## Begin Data supplied
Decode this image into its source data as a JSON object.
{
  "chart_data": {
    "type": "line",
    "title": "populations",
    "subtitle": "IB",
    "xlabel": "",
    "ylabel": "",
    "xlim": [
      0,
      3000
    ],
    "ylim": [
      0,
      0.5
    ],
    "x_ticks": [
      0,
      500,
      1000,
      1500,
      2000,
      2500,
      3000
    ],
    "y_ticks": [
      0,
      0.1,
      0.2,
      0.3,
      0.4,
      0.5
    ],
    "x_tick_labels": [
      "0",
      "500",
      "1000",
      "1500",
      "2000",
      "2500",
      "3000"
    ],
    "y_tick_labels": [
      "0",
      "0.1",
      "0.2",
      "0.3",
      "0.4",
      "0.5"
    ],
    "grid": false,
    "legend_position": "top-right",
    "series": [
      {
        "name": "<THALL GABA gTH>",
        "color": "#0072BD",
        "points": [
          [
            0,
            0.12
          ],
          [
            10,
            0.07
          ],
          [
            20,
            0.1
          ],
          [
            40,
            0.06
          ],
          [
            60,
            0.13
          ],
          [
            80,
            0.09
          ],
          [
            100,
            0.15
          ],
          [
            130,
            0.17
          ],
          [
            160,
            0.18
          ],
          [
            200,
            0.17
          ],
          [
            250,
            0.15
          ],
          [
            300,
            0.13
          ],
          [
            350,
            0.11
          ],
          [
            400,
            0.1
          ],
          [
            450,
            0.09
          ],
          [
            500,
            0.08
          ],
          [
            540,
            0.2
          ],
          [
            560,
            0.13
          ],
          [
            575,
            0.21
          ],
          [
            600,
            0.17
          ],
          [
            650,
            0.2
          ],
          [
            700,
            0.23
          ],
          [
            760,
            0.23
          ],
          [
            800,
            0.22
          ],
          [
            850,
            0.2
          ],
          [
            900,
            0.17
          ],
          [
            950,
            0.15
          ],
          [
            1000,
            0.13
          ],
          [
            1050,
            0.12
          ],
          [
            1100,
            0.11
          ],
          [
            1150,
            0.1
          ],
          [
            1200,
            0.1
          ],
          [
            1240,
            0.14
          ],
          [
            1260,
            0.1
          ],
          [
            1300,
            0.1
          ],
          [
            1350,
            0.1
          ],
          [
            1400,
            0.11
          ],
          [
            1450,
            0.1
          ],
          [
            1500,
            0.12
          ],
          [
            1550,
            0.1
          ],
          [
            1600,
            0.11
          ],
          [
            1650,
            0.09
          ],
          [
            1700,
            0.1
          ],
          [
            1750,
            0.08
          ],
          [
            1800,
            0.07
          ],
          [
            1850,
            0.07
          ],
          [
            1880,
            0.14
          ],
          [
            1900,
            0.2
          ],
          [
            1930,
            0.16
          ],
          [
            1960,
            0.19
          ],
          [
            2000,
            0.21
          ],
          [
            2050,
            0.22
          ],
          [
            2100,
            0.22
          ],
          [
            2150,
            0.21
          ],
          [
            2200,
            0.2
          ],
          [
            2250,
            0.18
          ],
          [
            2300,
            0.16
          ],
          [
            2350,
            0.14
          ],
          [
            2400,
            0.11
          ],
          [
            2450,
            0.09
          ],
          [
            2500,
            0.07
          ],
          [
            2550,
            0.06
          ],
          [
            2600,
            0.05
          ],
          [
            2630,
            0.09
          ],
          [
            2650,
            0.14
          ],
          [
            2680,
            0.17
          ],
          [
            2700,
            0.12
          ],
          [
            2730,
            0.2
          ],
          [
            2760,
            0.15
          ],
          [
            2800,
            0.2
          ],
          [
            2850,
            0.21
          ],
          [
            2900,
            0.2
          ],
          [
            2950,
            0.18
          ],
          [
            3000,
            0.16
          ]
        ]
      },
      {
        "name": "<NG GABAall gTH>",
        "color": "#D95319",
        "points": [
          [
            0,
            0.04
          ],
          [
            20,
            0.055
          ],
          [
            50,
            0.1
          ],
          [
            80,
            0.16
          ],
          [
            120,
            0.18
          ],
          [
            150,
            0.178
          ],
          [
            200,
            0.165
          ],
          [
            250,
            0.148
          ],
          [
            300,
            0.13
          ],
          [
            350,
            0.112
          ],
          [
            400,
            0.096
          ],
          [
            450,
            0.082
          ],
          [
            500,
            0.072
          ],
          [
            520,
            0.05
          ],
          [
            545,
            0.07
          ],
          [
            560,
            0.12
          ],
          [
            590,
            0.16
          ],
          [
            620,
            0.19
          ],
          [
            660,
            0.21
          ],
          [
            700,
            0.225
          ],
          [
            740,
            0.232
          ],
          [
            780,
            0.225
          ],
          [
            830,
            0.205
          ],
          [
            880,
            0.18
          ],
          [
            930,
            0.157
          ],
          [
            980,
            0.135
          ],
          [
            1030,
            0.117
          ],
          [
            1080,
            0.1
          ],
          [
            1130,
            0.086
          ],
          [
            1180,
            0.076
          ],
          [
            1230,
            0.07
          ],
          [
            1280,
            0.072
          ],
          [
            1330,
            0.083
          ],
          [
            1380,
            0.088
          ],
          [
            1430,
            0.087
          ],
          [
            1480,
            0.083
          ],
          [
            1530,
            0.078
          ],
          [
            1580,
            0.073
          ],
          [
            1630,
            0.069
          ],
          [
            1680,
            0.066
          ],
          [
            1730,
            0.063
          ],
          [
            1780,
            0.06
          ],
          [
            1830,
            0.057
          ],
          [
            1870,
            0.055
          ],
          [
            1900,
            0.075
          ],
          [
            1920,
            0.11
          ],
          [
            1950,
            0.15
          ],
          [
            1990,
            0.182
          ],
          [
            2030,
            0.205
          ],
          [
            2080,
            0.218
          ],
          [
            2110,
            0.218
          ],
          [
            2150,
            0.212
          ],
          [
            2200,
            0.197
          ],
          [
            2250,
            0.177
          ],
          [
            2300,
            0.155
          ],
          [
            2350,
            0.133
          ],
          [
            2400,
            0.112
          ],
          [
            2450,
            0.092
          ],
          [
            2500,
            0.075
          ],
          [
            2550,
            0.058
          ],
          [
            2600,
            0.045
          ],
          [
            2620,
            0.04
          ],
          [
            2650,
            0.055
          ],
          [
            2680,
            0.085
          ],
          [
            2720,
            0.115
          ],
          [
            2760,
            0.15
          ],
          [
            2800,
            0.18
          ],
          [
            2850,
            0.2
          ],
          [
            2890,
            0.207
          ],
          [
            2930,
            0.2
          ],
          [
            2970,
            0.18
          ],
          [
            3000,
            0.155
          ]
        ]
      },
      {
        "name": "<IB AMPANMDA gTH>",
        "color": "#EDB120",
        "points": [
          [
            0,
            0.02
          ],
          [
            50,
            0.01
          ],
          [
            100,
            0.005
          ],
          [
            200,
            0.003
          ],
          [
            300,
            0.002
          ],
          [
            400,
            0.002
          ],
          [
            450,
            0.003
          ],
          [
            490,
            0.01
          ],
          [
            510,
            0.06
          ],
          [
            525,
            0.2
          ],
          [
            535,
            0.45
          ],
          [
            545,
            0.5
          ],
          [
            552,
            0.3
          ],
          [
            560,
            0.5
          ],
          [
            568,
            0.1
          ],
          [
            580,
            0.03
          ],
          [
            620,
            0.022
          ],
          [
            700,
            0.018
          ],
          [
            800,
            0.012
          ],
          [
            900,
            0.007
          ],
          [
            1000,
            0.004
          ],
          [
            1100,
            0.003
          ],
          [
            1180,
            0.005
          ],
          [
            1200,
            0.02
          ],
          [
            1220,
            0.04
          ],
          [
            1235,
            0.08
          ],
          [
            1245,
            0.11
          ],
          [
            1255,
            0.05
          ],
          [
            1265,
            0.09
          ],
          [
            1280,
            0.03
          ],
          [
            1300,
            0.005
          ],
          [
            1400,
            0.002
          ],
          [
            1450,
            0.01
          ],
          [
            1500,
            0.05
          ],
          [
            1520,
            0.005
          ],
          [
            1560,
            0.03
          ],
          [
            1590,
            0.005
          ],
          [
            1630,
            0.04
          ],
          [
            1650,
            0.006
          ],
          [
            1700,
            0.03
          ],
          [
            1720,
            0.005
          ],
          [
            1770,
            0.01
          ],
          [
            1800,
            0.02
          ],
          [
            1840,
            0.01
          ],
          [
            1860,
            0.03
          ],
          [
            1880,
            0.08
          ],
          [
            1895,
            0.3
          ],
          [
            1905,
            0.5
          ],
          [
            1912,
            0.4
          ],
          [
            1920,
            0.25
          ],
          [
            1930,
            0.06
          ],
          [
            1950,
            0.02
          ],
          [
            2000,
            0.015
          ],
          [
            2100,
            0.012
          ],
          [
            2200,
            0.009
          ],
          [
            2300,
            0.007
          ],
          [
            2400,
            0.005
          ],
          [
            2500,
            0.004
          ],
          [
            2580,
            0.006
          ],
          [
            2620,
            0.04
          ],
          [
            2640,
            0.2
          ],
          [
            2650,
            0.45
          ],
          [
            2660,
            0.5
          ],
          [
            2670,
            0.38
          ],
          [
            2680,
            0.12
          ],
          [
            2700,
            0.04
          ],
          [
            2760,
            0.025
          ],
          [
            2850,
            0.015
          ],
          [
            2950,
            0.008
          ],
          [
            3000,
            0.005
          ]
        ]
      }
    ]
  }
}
## End Data supplied
**Given problem:**
Where does the word "name" appear in the listing? List each line that holds it.

**Worked solution:**
        "name": "<THALL GABA gTH>",
        "name": "<NG GABAall gTH>",
        "name": "<IB AMPANMDA gTH>",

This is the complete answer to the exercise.